↓↓↓

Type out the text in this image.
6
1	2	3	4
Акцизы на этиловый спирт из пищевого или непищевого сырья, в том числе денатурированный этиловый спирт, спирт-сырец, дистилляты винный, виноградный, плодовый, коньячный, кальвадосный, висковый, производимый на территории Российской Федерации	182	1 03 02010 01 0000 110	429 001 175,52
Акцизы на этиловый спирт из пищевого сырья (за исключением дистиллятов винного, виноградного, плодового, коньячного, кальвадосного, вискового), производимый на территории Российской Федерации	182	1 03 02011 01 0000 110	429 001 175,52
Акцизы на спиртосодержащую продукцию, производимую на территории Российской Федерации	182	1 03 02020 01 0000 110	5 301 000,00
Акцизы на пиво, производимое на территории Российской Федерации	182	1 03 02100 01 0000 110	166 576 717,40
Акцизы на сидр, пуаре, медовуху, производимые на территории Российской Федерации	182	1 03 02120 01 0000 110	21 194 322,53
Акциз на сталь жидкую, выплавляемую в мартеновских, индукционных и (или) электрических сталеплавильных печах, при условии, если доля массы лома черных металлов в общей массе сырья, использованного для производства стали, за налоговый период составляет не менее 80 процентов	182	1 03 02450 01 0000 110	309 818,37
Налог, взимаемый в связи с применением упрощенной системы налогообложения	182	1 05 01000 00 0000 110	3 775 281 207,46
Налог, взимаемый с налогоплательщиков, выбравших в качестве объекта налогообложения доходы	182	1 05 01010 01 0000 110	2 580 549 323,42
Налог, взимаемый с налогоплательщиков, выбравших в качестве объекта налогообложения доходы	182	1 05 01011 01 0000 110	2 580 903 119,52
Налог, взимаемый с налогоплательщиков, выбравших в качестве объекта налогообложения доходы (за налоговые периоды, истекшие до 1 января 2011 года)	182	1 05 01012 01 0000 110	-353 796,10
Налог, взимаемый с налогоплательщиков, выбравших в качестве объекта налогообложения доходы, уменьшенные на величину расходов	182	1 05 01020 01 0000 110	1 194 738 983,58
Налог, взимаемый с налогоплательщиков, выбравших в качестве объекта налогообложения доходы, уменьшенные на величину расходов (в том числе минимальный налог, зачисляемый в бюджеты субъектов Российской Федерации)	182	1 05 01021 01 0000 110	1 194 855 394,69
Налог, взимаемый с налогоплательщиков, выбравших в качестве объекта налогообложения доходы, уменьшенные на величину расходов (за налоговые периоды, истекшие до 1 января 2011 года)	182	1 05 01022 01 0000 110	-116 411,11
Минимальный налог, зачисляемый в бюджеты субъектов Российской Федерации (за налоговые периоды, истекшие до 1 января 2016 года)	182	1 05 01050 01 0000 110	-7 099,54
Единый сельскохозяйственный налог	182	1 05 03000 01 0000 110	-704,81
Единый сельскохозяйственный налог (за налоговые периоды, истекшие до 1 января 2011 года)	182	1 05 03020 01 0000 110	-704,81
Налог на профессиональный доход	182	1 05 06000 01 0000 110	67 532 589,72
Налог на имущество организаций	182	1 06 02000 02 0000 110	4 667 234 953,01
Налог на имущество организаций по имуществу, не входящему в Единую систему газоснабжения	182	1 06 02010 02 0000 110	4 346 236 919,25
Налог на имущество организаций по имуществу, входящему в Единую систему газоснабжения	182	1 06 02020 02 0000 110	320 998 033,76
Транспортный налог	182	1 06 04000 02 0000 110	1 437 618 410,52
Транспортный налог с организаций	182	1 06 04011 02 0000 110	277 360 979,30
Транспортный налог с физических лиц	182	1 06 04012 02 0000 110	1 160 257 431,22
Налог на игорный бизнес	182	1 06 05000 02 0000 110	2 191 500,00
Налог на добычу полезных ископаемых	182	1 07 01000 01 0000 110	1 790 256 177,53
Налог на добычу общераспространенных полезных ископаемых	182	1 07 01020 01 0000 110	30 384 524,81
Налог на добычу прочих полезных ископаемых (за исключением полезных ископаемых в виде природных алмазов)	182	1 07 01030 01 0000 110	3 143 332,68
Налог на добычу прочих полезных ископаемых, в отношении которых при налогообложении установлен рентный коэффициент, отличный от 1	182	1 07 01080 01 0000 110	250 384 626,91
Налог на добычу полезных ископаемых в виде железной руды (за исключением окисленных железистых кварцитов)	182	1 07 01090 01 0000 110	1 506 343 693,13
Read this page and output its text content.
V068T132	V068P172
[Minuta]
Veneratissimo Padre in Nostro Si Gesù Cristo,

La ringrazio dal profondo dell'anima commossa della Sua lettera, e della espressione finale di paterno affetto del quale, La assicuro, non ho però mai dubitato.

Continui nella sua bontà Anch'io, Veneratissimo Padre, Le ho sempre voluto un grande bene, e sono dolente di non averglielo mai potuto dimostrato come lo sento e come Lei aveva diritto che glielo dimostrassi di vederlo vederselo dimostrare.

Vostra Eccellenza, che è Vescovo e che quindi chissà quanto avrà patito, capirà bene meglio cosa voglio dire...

↑↑↑

WHAT THIS TASK INVOLVES: Begin with the line containing "Read this page and output its text content." and repeat each line exactly until the records above end.

TASK RESULT:
Read this page and output its text content.
V068T132	V068P172
[Minuta]
Veneratissimo Padre in Nostro Si Gesù Cristo,

La ringrazio dal profondo dell'anima commossa della Sua lettera, e della espressione finale di paterno affetto del quale, La assicuro, non ho però mai dubitato.

Continui nella sua bontà Anch'io, Veneratissimo Padre, Le ho sempre voluto un grande bene, e sono dolente di non averglielo mai potuto dimostrato come lo sento e come Lei aveva diritto che glielo dimostrassi di vederlo vederselo dimostrare.

Vostra Eccellenza, che è Vescovo e che quindi chissà quanto avrà patito, capirà bene meglio cosa voglio dire...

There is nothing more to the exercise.